[START OF Source excerpt]

Alphonsus Liguori: Behold, the Door of My Heart is Already Open Friday, Dec 6 2013 

Sant'Alfonso_LiguoriBut how is it my Jesus, that after Thou hast repaired this ruin of sin by Thy own death, I have so often wilfully renewed it again by the many offences I have committed against Thee?

Thou hast saved me at so great a cost, and I have so often chosen to damn myself, in losing Thee, O infinite Good!

But what Thou hast said gives me confidence that when the sinner who has turned his back upon Thee is converted to Thee, Thou wilt not refuse to embrace him: Turn ye to Me, and I will turn to you.

Thou hast also said, If any man shall…open to Me the door, I will come in to him.

Behold, Lord, I am one of these rebels, an ungrateful traitor, who have often turned my back upon Thee, and driven Thee from my soul; but now I repent with all my heart for having thus ill-used Thee and despised Thy grace; I repent of it, and love Thee above everything.

Behold, the door of my heart is already open; enter Thou, but enter never to leave it again.

I know well that Thou wilt never leave me, if I do not again drive Thee away; but this is my fear, and this is the grace which I ask of Thee, and which I hope always to ask; let me die rather than be guilty of this fresh and still greater ingratitude.

[END OF Source excerpt]
[START OF Information provided]

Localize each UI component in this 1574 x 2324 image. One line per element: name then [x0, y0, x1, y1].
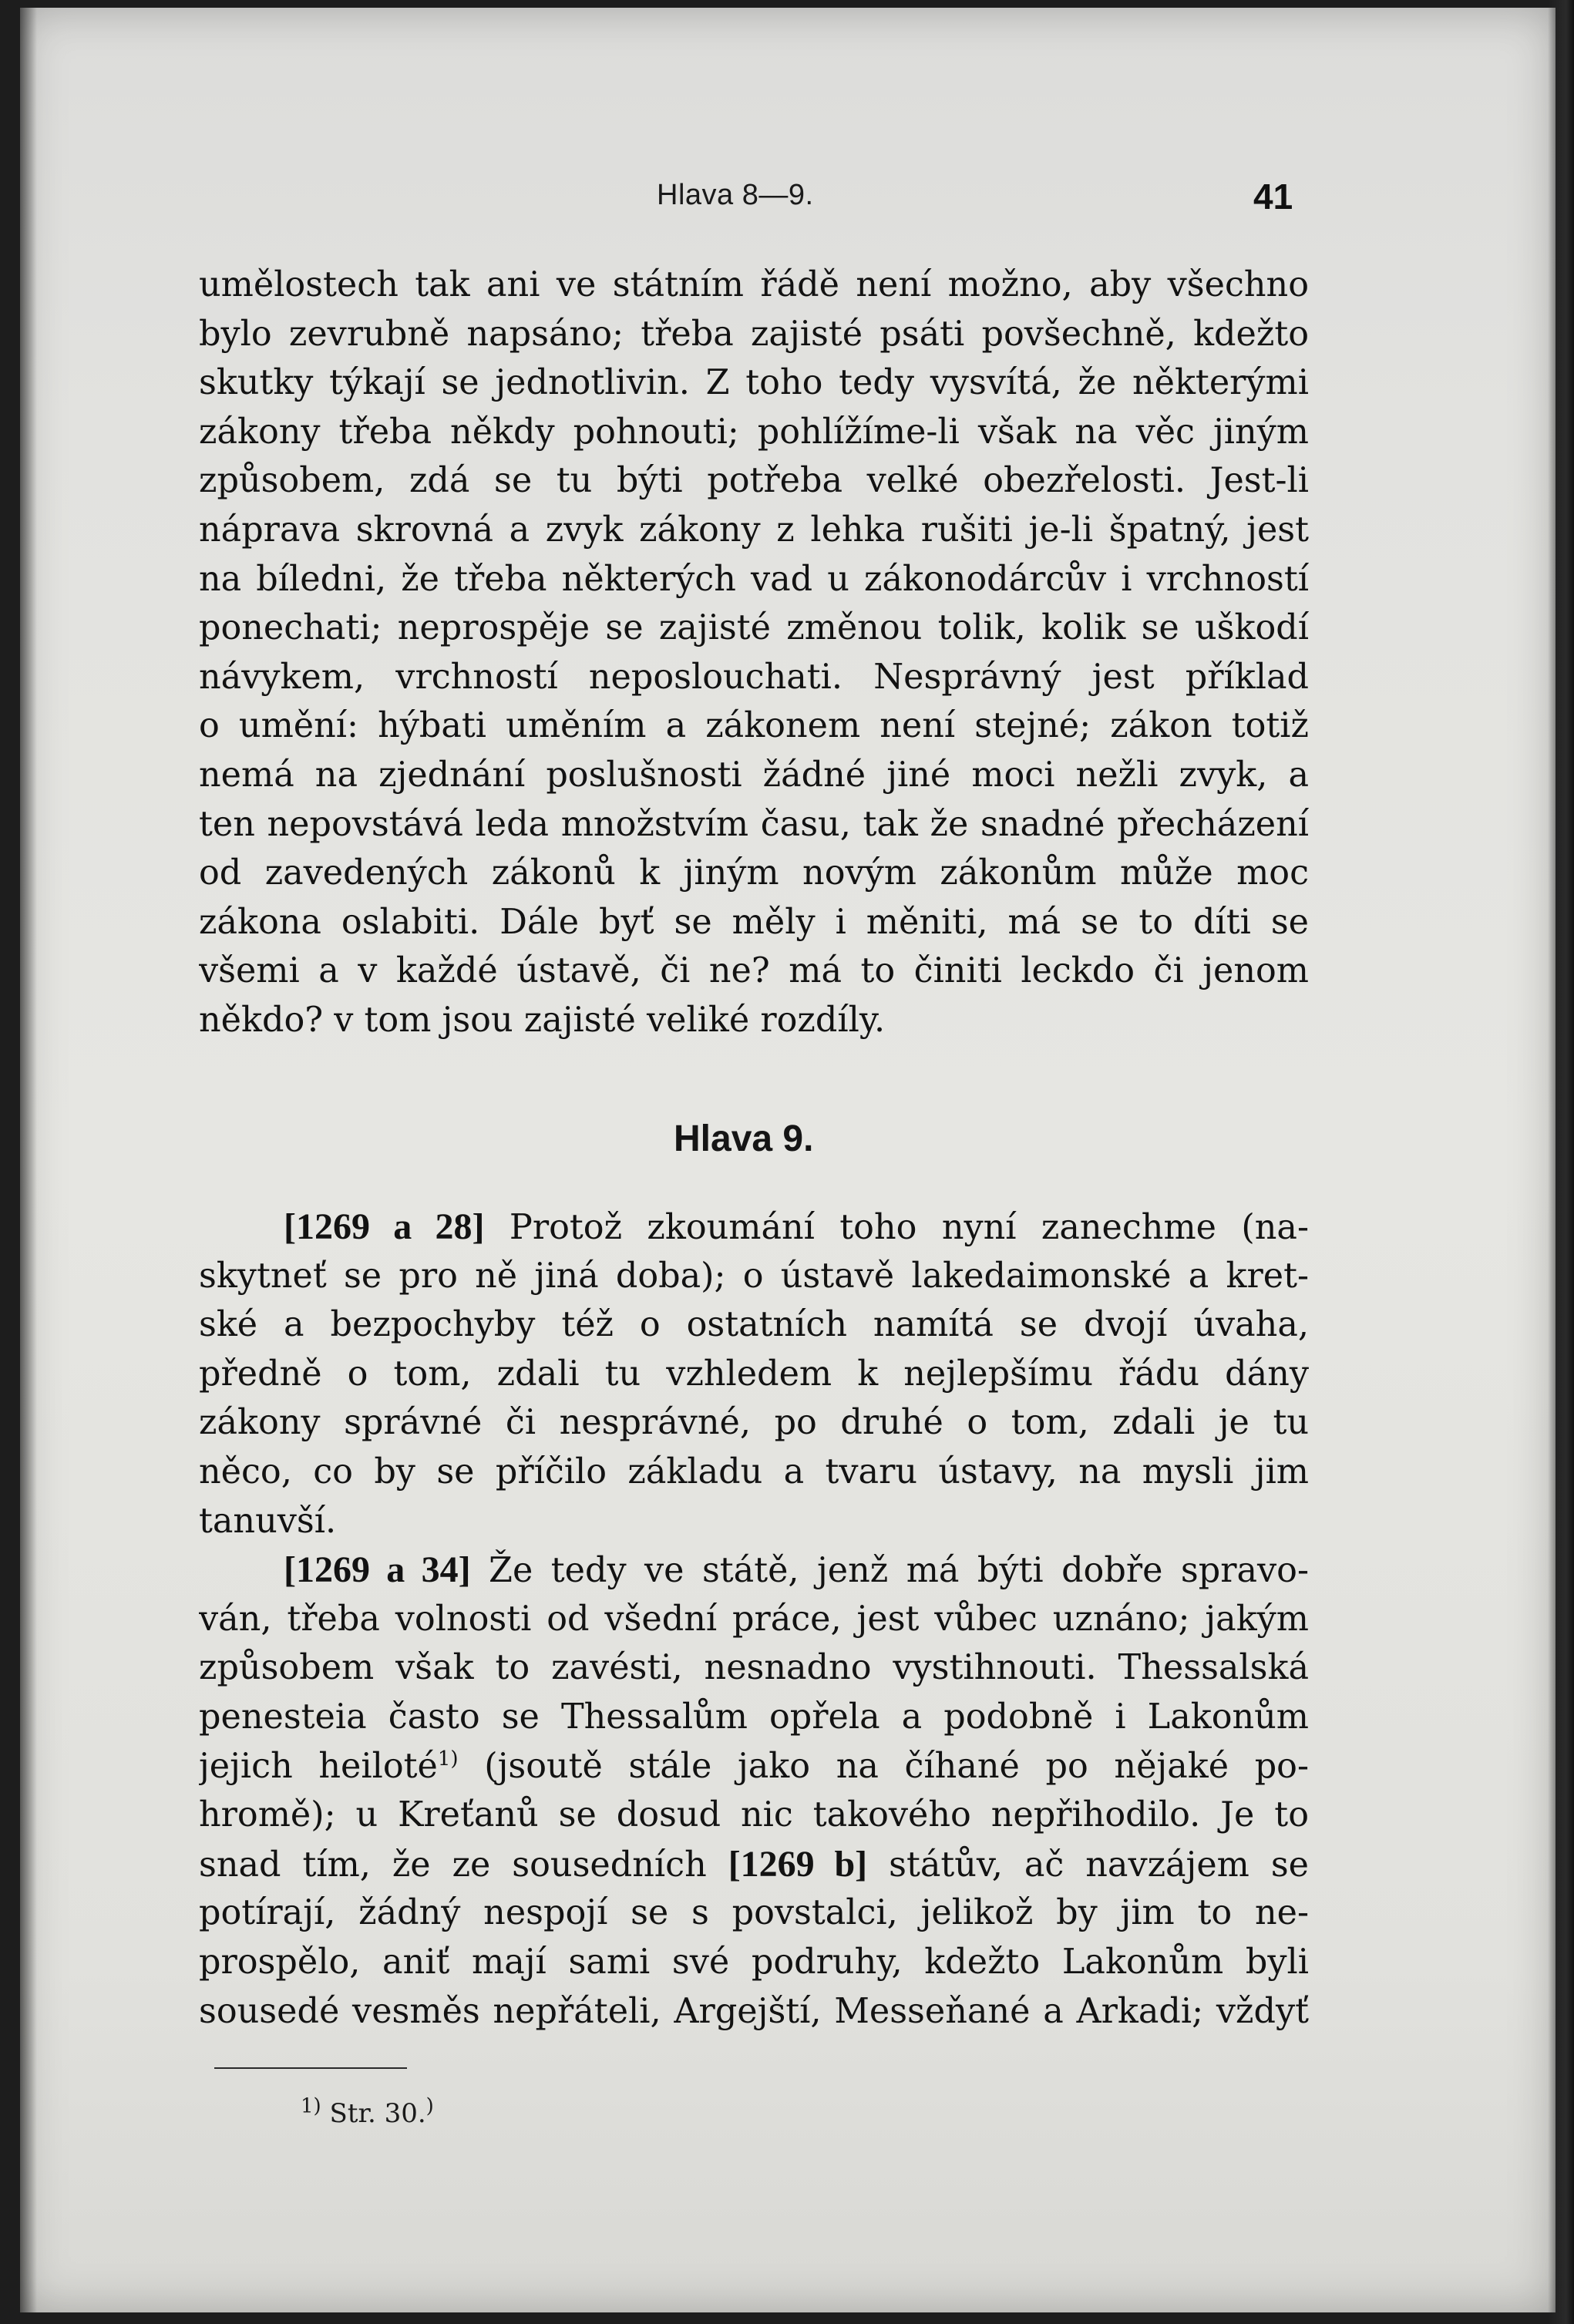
bekker-reference: [1269 a 34]	[284, 1549, 471, 1591]
text-line: bylo zevrubně napsáno; třeba zajisté psáti povšechně, kdežto	[199, 314, 1309, 354]
text-segment: Že tedy ve státě, jenž má býti dobře spravo-	[489, 1551, 1309, 1591]
text-line: náprava skrovná a zvyk zákony z lehka rušiti je-li špatný, jest	[199, 510, 1309, 550]
text-line: umělostech tak ani ve státním řádě není možno, aby všechno	[199, 265, 1309, 304]
chapter-9-body	[199, 1202, 1309, 2036]
running-head	[0, 179, 1574, 225]
text-line: tanuvší.	[199, 1501, 337, 1541]
text-line	[199, 1840, 1309, 1889]
text-line: ván, třeba volnosti od všední práce, jest vůbec uznáno; jakým	[199, 1599, 1309, 1639]
binding-shadow	[20, 8, 37, 2312]
text-line: sousedé vesměs nepřáteli, Argejští, Messeňané a Arkadi; vždyť	[199, 1991, 1309, 2031]
footnote-text: Str. 30.	[329, 2098, 426, 2129]
page-edge	[1548, 0, 1574, 2324]
text-line: někdo? v tom jsou zajisté veliké rozdíly.	[199, 1000, 886, 1040]
text-line: prospělo, aniť mají sami své podruhy, kdežto Lakonům byli	[199, 1942, 1309, 1982]
text-line: od zavedených zákonů k jiným novým zákonům může moc	[199, 853, 1309, 893]
text-line: ponechati; neprospěje se zajisté změnou tolik, kolik se uškodí	[199, 608, 1309, 648]
text-line	[199, 1742, 1309, 1791]
footnote-trailing: )	[425, 2094, 434, 2118]
text-line: všemi a v každé ústavě, či ne? má to činiti leckdo či jenom	[199, 951, 1309, 991]
footnote-marker[interactable]: 1)	[437, 1747, 459, 1771]
bekker-reference: [1269 b]	[728, 1843, 868, 1885]
text-segment: (jsoutě stále jako na číhané po nějaké po-	[484, 1746, 1309, 1786]
text-line: nemá na zjednání poslušnosti žádné jiné moci nežli zvyk, a	[199, 755, 1309, 795]
text-line: skutky týkají se jednotlivin. Z toho tedy vysvítá, že některými	[199, 363, 1309, 403]
text-line: způsobem, zdá se tu býti potřeba velké obezřelosti. Jest-li	[199, 461, 1309, 501]
text-line: ten nepovstává leda množstvím času, tak že snadné přecházení	[199, 804, 1309, 844]
chapter-9-title: Hlava 9.	[674, 1118, 814, 1159]
text-segment: jejich heiloté	[199, 1746, 438, 1786]
text-line: zákony třeba někdy pohnouti; pohlížíme-li však na věc jiným	[199, 412, 1309, 452]
text-line: penesteia často se Thessalům opřela a podobně i Lakonům	[199, 1697, 1309, 1737]
text-line: ské a bezpochyby též o ostatních namítá se dvojí úvaha,	[199, 1305, 1309, 1345]
text-segment: snad tím, že ze sousedních	[199, 1845, 707, 1885]
paragraph-first-line	[199, 1202, 1309, 1252]
chapter-8-tail	[199, 261, 1309, 1045]
footnote-divider	[214, 2067, 407, 2069]
text-line: něco, co by se příčilo základu a tvaru ústavy, na mysli jim	[199, 1451, 1309, 1492]
bekker-reference: [1269 a 28]	[284, 1206, 485, 1247]
running-title: Hlava 8—9.	[657, 179, 814, 211]
text-line: skytneť se pro ně jiná doba); o ústavě lakedaimonské a kret-	[199, 1256, 1309, 1296]
text-line: způsobem však to zavésti, nesnadno vystihnouti. Thessalská	[199, 1648, 1309, 1688]
footnote	[301, 2094, 434, 2129]
text-line: návykem, vrchností neposlouchati. Nesprávný jest příklad	[199, 657, 1309, 697]
text-segment: státův, ač navzájem se	[889, 1845, 1309, 1885]
text-segment: Protož zkoumání toho nyní zanechme (na-	[509, 1208, 1309, 1247]
footnote-mark: 1)	[301, 2094, 321, 2118]
text-line: zákona oslabiti. Dále byť se měly i měniti, má se to díti se	[199, 902, 1309, 942]
text-line: předně o tom, zdali tu vzhledem k nejlepšímu řádu dány	[199, 1354, 1309, 1394]
page-number: 41	[1253, 177, 1293, 217]
text-line: zákony správné či nesprávné, po druhé o tom, zdali je tu	[199, 1403, 1309, 1443]
text-line: hromě); u Kreťanů se dosud nic takového nepřihodilo. Je to	[199, 1795, 1309, 1835]
text-line: na bíledni, že třeba některých vad u zákonodárcův i vrchností	[199, 559, 1309, 599]
text-line: potírají, žádný nespojí se s povstalci, jelikož by jim to ne-	[199, 1893, 1309, 1933]
text-line: o umění: hýbati uměním a zákonem není stejné; zákon totiž	[199, 706, 1309, 746]
paragraph-first-line	[199, 1545, 1309, 1595]
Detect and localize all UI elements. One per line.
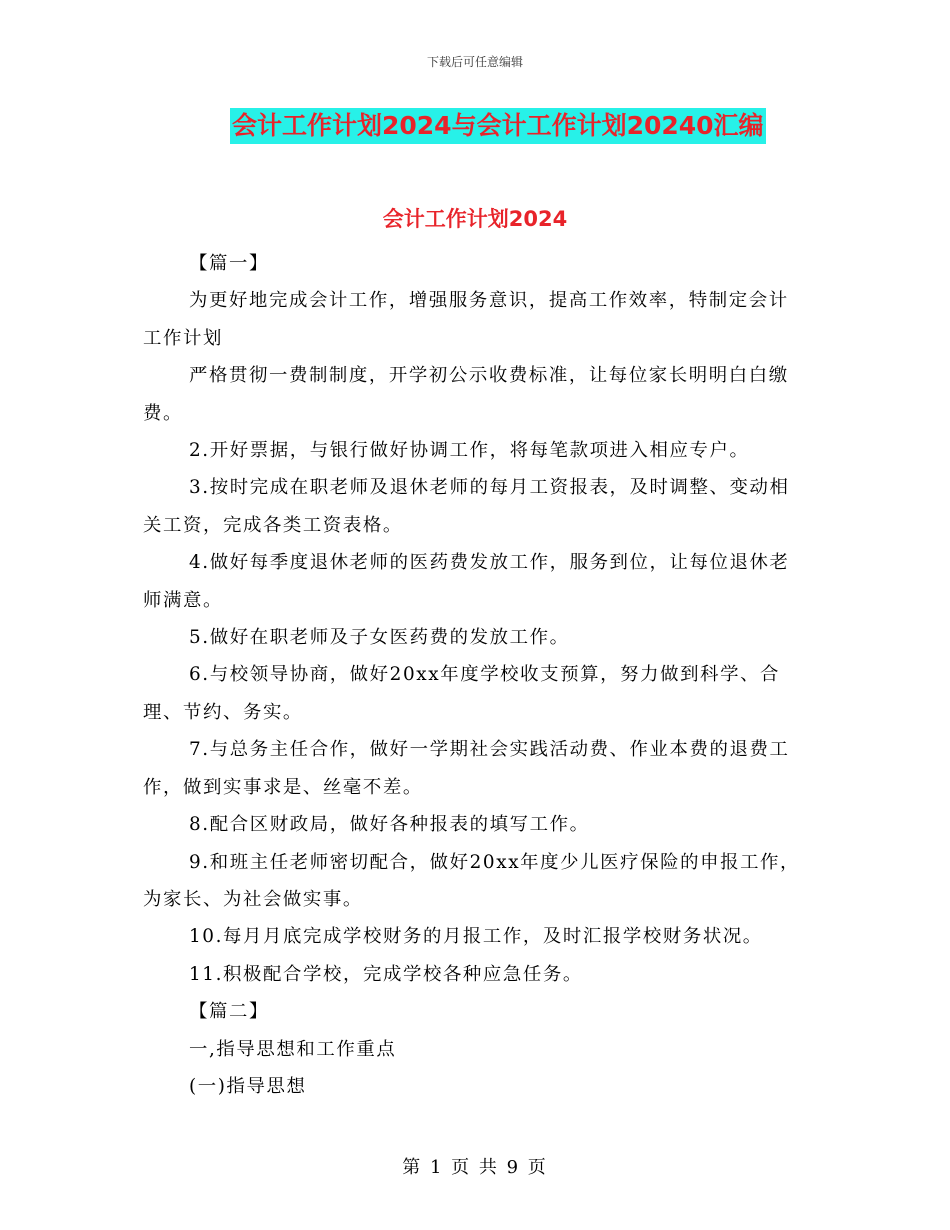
paragraph: 8.配合区财政局，做好各种报表的填写工作。 — [189, 814, 590, 836]
header-note: 下载后可任意编辑 — [426, 55, 523, 69]
paragraph: 9.和班主任老师密切配合，做好20xx年度少儿医疗保险的申报工作，为家长、为社会做实事。 — [143, 851, 801, 910]
paragraph: 一,指导思想和工作重点 — [189, 1038, 397, 1060]
paragraph: 11.积极配合学校，完成学校各种应急任务。 — [189, 963, 583, 985]
paragraph: 【篇一】 — [189, 253, 269, 274]
paragraph: 严格贯彻一费制制度，开学初公示收费标准，让每位家长明明白白缴费。 — [143, 365, 789, 424]
paragraph: 2.开好票据，与银行做好协调工作，将每笔款项进入相应专户。 — [189, 440, 750, 462]
paragraph: 为更好地完成会计工作，增强服务意识，提高工作效率，特制定会计工作计划 — [143, 290, 789, 349]
paragraph: 【篇二】 — [189, 1001, 269, 1023]
paragraph: 7.与总务主任合作，做好一学期社会实践活动费、作业本费的退费工作，做到实事求是、丝毫不差。 — [143, 739, 790, 798]
paragraph: (一)指导思想 — [189, 1075, 307, 1097]
document-title: 会计工作计划2024与会计工作计划20240汇编 — [230, 108, 766, 144]
paragraph: 4.做好每季度退休老师的医药费发放工作，服务到位，让每位退休老师满意。 — [143, 552, 790, 611]
section-title: 会计工作计划2024 — [382, 207, 568, 231]
paragraph: 3.按时完成在职老师及退休老师的每月工资报表，及时调整、变动相关工资，完成各类工资表格。 — [143, 477, 790, 536]
paragraph: 6.与校领导协商，做好20xx年度学校收支预算，努力做到科学、合理、节约、务实。 — [143, 664, 781, 723]
page-number-footer: 第 1 页 共 9 页 — [402, 1157, 548, 1178]
paragraph: 10.每月月底完成学校财务的月报工作，及时汇报学校财务状况。 — [189, 926, 763, 948]
document-body — [143, 245, 803, 1105]
paragraph: 5.做好在职老师及子女医药费的发放工作。 — [189, 627, 570, 649]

[END OF Information provided]

**Set task A:**
According to the prayer, what is already open?
**Set task B:**
Reproduce the lines of the listing unchanged, starting at the line containing "1549, 471, 1591]" and ending at the line containing "text-line: způsobem, zdá".
The prayer and the listing come from unrelated sources.

**Correct result A:**
The door of the speaker's heart.

**Correct result B:**
bekker-reference: [1269 a 34]	[284, 1549, 471, 1591]
text-line: bylo zevrubně napsáno; třeba zajisté psáti povšechně, kdežto	[199, 314, 1309, 354]
text-segment: Že tedy ve státě, jenž má býti dobře spravo-	[489, 1551, 1309, 1591]
text-line: náprava skrovná a zvyk zákony z lehka rušiti je-li špatný, jest	[199, 510, 1309, 550]
text-line: umělostech tak ani ve státním řádě není možno, aby všechno	[199, 265, 1309, 304]
chapter-9-body	[199, 1202, 1309, 2036]
running-head	[0, 179, 1574, 225]
text-line: tanuvší.	[199, 1501, 337, 1541]
text-line	[199, 1840, 1309, 1889]
text-line: ván, třeba volnosti od všední práce, jest vůbec uznáno; jakým	[199, 1599, 1309, 1639]
binding-shadow	[20, 8, 37, 2312]
text-line: sousedé vesměs nepřáteli, Argejští, Messeňané a Arkadi; vždyť	[199, 1991, 1309, 2031]
footnote-text: Str. 30.	[329, 2098, 426, 2129]
page-edge	[1548, 0, 1574, 2324]
text-line: někdo? v tom jsou zajisté veliké rozdíly.	[199, 1000, 886, 1040]
text-line: prospělo, aniť mají sami své podruhy, kdežto Lakonům byli	[199, 1942, 1309, 1982]
text-line: od zavedených zákonů k jiným novým zákonům může moc	[199, 853, 1309, 893]
text-line: ponechati; neprospěje se zajisté změnou tolik, kolik se uškodí	[199, 608, 1309, 648]
text-line	[199, 1742, 1309, 1791]
footnote-trailing: )	[425, 2094, 434, 2118]
text-line: všemi a v každé ústavě, či ne? má to činiti leckdo či jenom	[199, 951, 1309, 991]
footnote-marker[interactable]: 1)	[437, 1747, 459, 1771]
bekker-reference: [1269 b]	[728, 1843, 868, 1885]
text-segment: (jsoutě stále jako na číhané po nějaké po-	[484, 1746, 1309, 1786]
text-line: nemá na zjednání poslušnosti žádné jiné moci nežli zvyk, a	[199, 755, 1309, 795]
text-line: skutky týkají se jednotlivin. Z toho tedy vysvítá, že některými	[199, 363, 1309, 403]
text-line: způsobem, zdá se tu býti potřeba velké obezřelosti. Jest-li	[199, 461, 1309, 501]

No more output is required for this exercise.